[Text shown]
######

So instead of using stored procedures to create, update, and delete, you have to use a blobbing API to create this huge pile of character goo, two-thirds of which is all blank. But how do you write a unit test for this?
My tech lead showed me one person who actually counted characters and asserted that certain substrings were what they were supposed to be. Last week, I opted to use the API’s toXML() method and chop up the tree with DOM. Time-consuming, yes, but absolutely necessary in my eyes because the Modification Request was so complicated that testing all possibilities would’ve resulted in over 200 test cases.
I used orthogonal arrays to cut this down by an order of magnitude, but still, writing XML tree-walking code just to unit test something doesn’t feel right to me.
At the very least, this gave me a chance to exercise some design freedom. The suggested design was a single blobber to handle all three cases, but my eye couldn’t stop twitching as I started to write this. I gave into myself and broke each case into its own blobber: CreateEquipmentBlobber, ModifyEquipmentBlobber, DeleteEquipmentBlobber. They all extend from a EquipmentBlobber abstract class.
Then, I have an EquipmentBlobberFactory to choose the right one to give the client.

######

[Input data]
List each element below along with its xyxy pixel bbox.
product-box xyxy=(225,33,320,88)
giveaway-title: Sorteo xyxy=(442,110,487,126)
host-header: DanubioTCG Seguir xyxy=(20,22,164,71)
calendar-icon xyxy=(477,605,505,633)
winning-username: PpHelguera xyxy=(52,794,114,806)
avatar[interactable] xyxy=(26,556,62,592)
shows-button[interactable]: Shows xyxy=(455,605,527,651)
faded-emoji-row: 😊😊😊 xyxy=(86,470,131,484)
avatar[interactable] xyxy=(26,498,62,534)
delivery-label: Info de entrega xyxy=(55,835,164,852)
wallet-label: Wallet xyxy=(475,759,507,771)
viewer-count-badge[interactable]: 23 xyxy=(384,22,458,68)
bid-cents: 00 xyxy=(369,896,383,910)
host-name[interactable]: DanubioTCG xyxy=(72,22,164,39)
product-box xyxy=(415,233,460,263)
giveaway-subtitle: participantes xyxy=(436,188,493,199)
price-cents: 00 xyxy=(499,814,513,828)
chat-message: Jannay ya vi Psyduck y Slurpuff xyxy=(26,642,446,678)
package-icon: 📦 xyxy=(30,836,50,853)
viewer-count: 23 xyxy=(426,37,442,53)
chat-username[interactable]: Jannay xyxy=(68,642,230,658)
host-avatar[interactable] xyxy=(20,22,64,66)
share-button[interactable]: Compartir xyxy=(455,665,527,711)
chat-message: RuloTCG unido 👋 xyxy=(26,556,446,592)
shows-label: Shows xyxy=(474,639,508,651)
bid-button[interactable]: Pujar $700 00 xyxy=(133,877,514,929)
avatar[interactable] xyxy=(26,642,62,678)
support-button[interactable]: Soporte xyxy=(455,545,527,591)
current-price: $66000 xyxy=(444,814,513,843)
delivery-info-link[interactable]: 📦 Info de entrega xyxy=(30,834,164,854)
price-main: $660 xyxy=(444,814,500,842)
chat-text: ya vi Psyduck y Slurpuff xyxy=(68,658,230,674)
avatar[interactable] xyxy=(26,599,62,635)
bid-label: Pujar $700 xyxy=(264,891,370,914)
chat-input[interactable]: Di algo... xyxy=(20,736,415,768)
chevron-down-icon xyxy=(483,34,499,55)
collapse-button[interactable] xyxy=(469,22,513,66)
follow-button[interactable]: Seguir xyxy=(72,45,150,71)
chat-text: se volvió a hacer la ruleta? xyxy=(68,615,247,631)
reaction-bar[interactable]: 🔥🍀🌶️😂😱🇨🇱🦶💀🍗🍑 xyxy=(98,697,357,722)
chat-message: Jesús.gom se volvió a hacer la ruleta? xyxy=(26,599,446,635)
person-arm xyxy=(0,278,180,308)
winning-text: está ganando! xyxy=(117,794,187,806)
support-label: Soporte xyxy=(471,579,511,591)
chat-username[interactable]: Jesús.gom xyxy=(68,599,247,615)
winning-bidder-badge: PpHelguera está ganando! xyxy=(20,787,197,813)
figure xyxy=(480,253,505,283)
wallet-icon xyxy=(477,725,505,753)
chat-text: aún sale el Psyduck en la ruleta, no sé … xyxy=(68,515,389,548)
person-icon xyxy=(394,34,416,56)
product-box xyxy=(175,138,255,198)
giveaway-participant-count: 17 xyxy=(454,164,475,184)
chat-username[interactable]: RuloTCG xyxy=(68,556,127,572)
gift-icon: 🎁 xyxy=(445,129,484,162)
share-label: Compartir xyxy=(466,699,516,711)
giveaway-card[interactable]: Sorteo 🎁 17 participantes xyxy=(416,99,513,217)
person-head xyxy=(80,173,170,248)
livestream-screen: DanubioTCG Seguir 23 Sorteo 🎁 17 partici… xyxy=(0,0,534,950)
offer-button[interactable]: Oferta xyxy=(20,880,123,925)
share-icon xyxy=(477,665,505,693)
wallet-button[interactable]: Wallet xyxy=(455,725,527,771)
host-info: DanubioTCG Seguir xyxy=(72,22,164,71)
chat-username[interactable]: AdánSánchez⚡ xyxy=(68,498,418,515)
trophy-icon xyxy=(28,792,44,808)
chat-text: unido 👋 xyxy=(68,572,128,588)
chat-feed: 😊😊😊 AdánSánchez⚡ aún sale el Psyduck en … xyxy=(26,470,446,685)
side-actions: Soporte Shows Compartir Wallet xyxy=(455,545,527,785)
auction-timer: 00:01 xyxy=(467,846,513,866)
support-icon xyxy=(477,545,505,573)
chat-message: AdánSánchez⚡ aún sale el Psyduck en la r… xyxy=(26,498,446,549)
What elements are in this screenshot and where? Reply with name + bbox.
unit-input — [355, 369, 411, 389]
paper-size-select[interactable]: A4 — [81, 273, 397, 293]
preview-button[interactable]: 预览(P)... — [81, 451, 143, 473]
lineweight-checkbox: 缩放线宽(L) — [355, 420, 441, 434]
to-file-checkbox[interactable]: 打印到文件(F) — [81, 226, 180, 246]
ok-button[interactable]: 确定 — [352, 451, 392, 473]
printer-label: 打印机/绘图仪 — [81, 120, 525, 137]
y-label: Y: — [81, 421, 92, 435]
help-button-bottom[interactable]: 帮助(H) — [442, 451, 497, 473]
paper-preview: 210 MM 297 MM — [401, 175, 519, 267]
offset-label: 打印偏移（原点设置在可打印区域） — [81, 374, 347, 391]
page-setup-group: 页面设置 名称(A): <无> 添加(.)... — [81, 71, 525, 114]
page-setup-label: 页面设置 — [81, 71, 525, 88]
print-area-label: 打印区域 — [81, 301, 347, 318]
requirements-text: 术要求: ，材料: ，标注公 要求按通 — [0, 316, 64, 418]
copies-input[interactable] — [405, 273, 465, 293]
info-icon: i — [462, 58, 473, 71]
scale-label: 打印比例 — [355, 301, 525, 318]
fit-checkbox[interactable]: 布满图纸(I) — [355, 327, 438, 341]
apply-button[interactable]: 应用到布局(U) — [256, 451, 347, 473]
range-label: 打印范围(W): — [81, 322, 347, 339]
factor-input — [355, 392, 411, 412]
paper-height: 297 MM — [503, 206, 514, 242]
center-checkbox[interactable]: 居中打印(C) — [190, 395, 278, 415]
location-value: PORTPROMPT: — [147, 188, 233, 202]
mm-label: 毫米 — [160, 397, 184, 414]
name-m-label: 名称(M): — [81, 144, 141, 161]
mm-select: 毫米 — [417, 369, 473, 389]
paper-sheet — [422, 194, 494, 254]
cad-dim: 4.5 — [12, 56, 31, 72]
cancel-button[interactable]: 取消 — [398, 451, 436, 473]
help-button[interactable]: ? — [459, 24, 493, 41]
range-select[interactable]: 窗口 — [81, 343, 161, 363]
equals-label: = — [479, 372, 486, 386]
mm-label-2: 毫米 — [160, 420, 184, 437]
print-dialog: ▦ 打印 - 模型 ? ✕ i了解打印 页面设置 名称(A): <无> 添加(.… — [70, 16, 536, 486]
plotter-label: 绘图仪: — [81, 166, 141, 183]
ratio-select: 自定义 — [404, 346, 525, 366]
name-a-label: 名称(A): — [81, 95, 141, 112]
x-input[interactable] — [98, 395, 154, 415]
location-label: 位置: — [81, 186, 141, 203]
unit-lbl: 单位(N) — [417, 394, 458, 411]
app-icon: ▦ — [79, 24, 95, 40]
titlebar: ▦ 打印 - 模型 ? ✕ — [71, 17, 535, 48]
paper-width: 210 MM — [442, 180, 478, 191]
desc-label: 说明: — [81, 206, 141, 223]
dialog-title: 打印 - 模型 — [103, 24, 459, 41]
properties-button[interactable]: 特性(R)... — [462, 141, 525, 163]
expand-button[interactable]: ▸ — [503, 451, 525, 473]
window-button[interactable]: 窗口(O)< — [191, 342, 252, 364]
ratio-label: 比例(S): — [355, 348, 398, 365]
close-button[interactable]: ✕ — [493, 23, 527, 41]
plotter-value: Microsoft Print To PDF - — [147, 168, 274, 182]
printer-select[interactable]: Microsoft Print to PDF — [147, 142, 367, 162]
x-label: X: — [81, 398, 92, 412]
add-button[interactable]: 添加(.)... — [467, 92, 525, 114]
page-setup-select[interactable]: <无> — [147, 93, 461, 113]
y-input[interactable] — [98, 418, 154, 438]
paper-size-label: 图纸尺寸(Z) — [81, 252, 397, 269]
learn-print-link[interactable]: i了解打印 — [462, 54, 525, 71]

######

[Activity] Repeat the part of the text about unit testing a blobbing API that opens with the words "So instead of" and closes with "test for this?". None of the items are needed for this work.

[Exercise output]
So instead of using stored procedures to create, update, and delete, you have to use a blobbing API to create this huge pile of character goo, two-thirds of which is all blank. But how do you write a unit test for this?